* Begin *

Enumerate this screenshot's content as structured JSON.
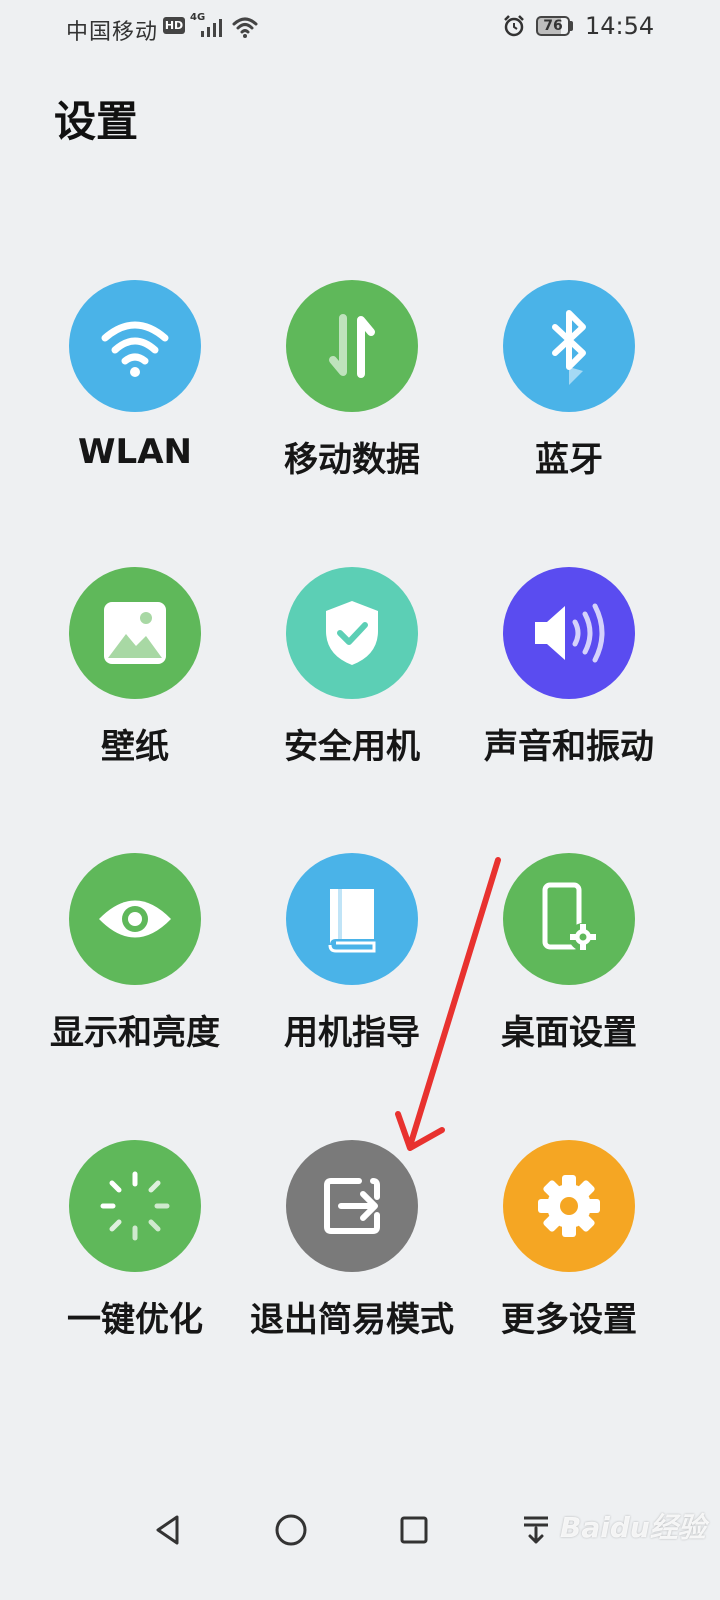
{
  "status_bar": {
    "carrier": "中国移动",
    "hd": "HD",
    "network": "4G",
    "battery": "76",
    "time": "14:54"
  },
  "page": {
    "title": "设置"
  },
  "tiles": [
    {
      "label": "WLAN",
      "icon": "wifi-icon",
      "color": "#4ab3e8"
    },
    {
      "label": "移动数据",
      "icon": "mobile-data-icon",
      "color": "#5fb85a"
    },
    {
      "label": "蓝牙",
      "icon": "bluetooth-icon",
      "color": "#4ab3e8"
    },
    {
      "label": "壁纸",
      "icon": "wallpaper-icon",
      "color": "#5fb85a"
    },
    {
      "label": "安全用机",
      "icon": "shield-icon",
      "color": "#5ccfb5"
    },
    {
      "label": "声音和振动",
      "icon": "sound-icon",
      "color": "#5a4cf0"
    },
    {
      "label": "显示和亮度",
      "icon": "eye-icon",
      "color": "#5fb85a"
    },
    {
      "label": "用机指导",
      "icon": "book-icon",
      "color": "#4ab3e8"
    },
    {
      "label": "桌面设置",
      "icon": "desktop-settings-icon",
      "color": "#5fb85a"
    },
    {
      "label": "一键优化",
      "icon": "optimize-icon",
      "color": "#5fb85a"
    },
    {
      "label": "退出简易模式",
      "icon": "exit-icon",
      "color": "#7a7a7a"
    },
    {
      "label": "更多设置",
      "icon": "gear-icon",
      "color": "#f5a623"
    }
  ],
  "annotation": {
    "color": "#e8322f"
  },
  "watermark": {
    "text": "Baidu经验"
  }
}
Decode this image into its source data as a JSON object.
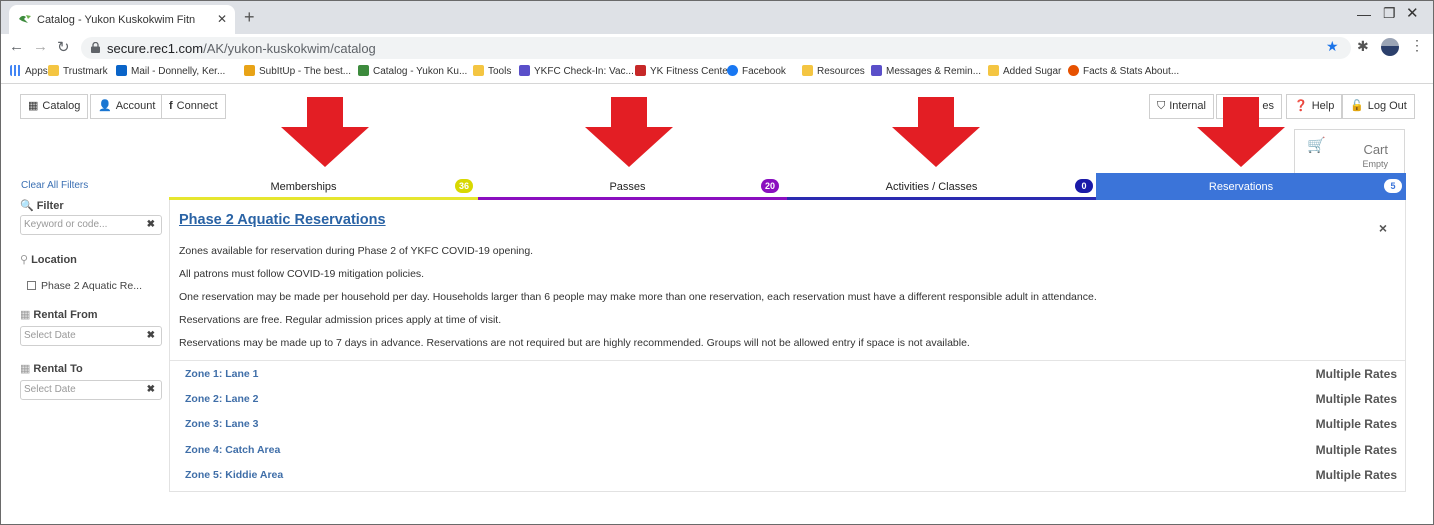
{
  "browser": {
    "tab_title": "Catalog - Yukon Kuskokwim Fitn",
    "url_domain": "secure.rec1.com",
    "url_path": "/AK/yukon-kuskokwim/catalog",
    "bookmarks": [
      {
        "label": "Apps",
        "color": "#4285f4"
      },
      {
        "label": "Trustmark",
        "color": "#f4c542"
      },
      {
        "label": "Mail - Donnelly, Ker...",
        "color": "#0a64c8"
      },
      {
        "label": "SubItUp - The best...",
        "color": "#e8a317"
      },
      {
        "label": "Catalog - Yukon Ku...",
        "color": "#3d8b3d"
      },
      {
        "label": "Tools",
        "color": "#f4c542"
      },
      {
        "label": "YKFC Check-In: Vac...",
        "color": "#5a4fc9"
      },
      {
        "label": "YK Fitness Center",
        "color": "#c62828"
      },
      {
        "label": "Facebook",
        "color": "#1877f2"
      },
      {
        "label": "Resources",
        "color": "#f4c542"
      },
      {
        "label": "Messages & Remin...",
        "color": "#5a4fc9"
      },
      {
        "label": "Added Sugar",
        "color": "#f4c542"
      },
      {
        "label": "Facts & Stats About...",
        "color": "#e65100"
      }
    ]
  },
  "topnav": {
    "catalog": "Catalog",
    "account": "Account",
    "connect": "Connect",
    "internal": "Internal",
    "notes_fragment": "es",
    "help": "Help",
    "logout": "Log Out"
  },
  "cart": {
    "label": "Cart",
    "status": "Empty"
  },
  "tabs": [
    {
      "label": "Memberships",
      "count": "36",
      "color": "#e6e62e"
    },
    {
      "label": "Passes",
      "count": "20",
      "color": "#8a0fbf"
    },
    {
      "label": "Activities / Classes",
      "count": "0",
      "color": "#2a2ab0"
    },
    {
      "label": "Reservations",
      "count": "5",
      "color": "#3b74d9"
    }
  ],
  "sidebar": {
    "clear_filters": "Clear All Filters",
    "filter_heading": "Filter",
    "filter_placeholder": "Keyword or code...",
    "location_heading": "Location",
    "location_option": "Phase 2 Aquatic Re...",
    "rental_from_heading": "Rental From",
    "rental_from_placeholder": "Select Date",
    "rental_to_heading": "Rental To",
    "rental_to_placeholder": "Select Date"
  },
  "content": {
    "title": "Phase 2 Aquatic Reservations",
    "description": [
      "Zones available for reservation during Phase 2 of YKFC COVID-19 opening.",
      "All patrons must follow COVID-19 mitigation policies.",
      "One reservation may be made per household per day. Households larger than 6 people may make more than one reservation, each reservation must have a different responsible adult in attendance.",
      "Reservations are free. Regular admission prices apply at time of visit.",
      "Reservations may be made up to 7 days in advance. Reservations are not required but are highly recommended. Groups will not be allowed entry if space is not available."
    ],
    "zones": [
      {
        "name": "Zone 1: Lane 1",
        "rate": "Multiple Rates"
      },
      {
        "name": "Zone 2: Lane 2",
        "rate": "Multiple Rates"
      },
      {
        "name": "Zone 3: Lane 3",
        "rate": "Multiple Rates"
      },
      {
        "name": "Zone 4: Catch Area",
        "rate": "Multiple Rates"
      },
      {
        "name": "Zone 5: Kiddie Area",
        "rate": "Multiple Rates"
      }
    ]
  },
  "colors": {
    "arrow": "#e31e24",
    "active_tab": "#3b74d9",
    "link": "#2a63a5"
  }
}
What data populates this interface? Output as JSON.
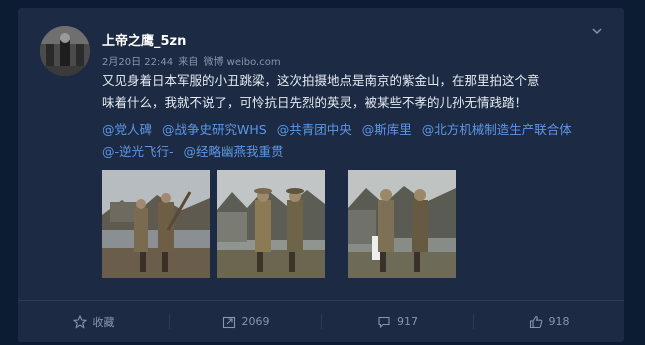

* End *

**Request**
Write only the number of lines that include "must".

**The completed task**
2